-- TASK INSTRUCTIONS --
Only the number is needed: how many lines contain the word "title"?

-- RECORDS FOR THIS TASK --
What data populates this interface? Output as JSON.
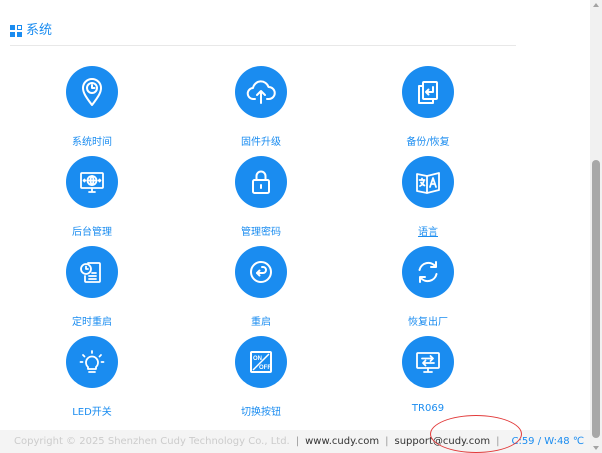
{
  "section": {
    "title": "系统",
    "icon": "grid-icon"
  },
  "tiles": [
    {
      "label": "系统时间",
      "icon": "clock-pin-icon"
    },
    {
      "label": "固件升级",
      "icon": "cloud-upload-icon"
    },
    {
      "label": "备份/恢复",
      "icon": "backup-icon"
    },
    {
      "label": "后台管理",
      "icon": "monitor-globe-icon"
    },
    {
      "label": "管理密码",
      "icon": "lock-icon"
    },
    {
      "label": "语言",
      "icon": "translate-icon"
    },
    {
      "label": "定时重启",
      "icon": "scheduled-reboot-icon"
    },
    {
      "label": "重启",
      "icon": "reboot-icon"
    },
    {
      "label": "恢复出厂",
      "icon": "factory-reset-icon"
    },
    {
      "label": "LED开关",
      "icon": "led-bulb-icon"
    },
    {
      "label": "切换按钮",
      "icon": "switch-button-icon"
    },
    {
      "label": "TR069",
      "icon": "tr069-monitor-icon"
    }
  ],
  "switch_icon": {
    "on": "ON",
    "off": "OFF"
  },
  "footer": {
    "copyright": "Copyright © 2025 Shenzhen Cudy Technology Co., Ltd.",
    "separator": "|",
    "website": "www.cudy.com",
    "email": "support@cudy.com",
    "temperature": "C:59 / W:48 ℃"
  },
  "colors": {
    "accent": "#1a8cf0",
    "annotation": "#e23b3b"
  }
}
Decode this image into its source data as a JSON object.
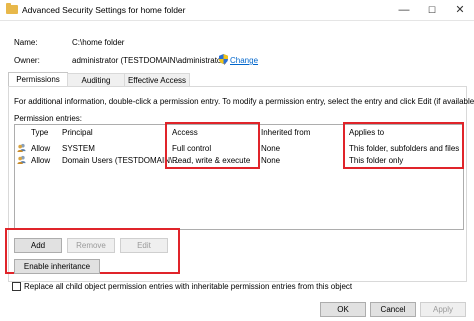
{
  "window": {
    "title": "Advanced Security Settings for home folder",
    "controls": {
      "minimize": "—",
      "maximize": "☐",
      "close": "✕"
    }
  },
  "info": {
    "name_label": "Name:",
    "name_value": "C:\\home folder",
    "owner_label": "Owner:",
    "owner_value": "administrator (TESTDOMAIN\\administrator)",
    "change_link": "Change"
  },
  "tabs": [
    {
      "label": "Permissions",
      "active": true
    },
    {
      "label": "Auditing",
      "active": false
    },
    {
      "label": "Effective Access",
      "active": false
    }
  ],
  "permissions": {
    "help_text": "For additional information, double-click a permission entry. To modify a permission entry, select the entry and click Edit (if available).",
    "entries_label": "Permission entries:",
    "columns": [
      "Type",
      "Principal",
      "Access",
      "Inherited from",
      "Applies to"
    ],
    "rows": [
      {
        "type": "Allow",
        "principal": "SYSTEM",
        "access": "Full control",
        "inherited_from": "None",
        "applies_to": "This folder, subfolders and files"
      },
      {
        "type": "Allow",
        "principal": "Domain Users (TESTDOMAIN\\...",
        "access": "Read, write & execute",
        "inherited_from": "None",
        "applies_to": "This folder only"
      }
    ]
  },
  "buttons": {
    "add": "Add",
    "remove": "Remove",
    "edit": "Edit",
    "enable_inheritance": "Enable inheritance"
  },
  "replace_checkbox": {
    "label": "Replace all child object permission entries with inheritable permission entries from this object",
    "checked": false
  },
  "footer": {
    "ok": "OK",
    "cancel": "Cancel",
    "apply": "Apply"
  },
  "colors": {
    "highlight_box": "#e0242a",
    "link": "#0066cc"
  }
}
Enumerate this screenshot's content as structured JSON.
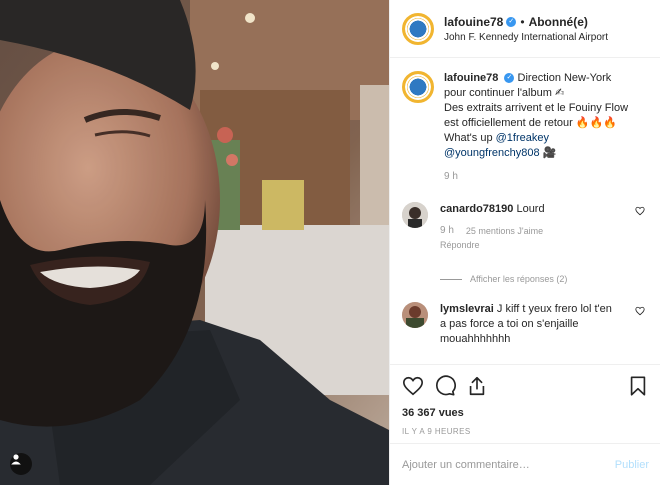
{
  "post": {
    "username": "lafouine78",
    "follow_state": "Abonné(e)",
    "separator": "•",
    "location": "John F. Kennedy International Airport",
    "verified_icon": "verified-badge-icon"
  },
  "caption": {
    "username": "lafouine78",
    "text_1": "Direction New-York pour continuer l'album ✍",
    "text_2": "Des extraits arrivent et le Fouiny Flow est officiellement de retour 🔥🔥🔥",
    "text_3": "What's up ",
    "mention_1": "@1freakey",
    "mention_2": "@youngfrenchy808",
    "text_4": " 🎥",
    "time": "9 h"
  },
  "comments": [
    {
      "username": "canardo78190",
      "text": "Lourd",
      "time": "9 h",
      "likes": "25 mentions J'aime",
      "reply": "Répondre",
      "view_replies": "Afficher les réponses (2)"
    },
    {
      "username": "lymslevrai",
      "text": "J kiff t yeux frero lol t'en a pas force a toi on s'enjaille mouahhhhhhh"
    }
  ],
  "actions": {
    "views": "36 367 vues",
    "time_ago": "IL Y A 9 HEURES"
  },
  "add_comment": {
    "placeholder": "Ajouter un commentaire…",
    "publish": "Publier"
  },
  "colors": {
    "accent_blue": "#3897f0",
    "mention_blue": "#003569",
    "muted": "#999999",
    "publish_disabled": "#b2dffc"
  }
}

-- COMPLETED EXERCISE --
2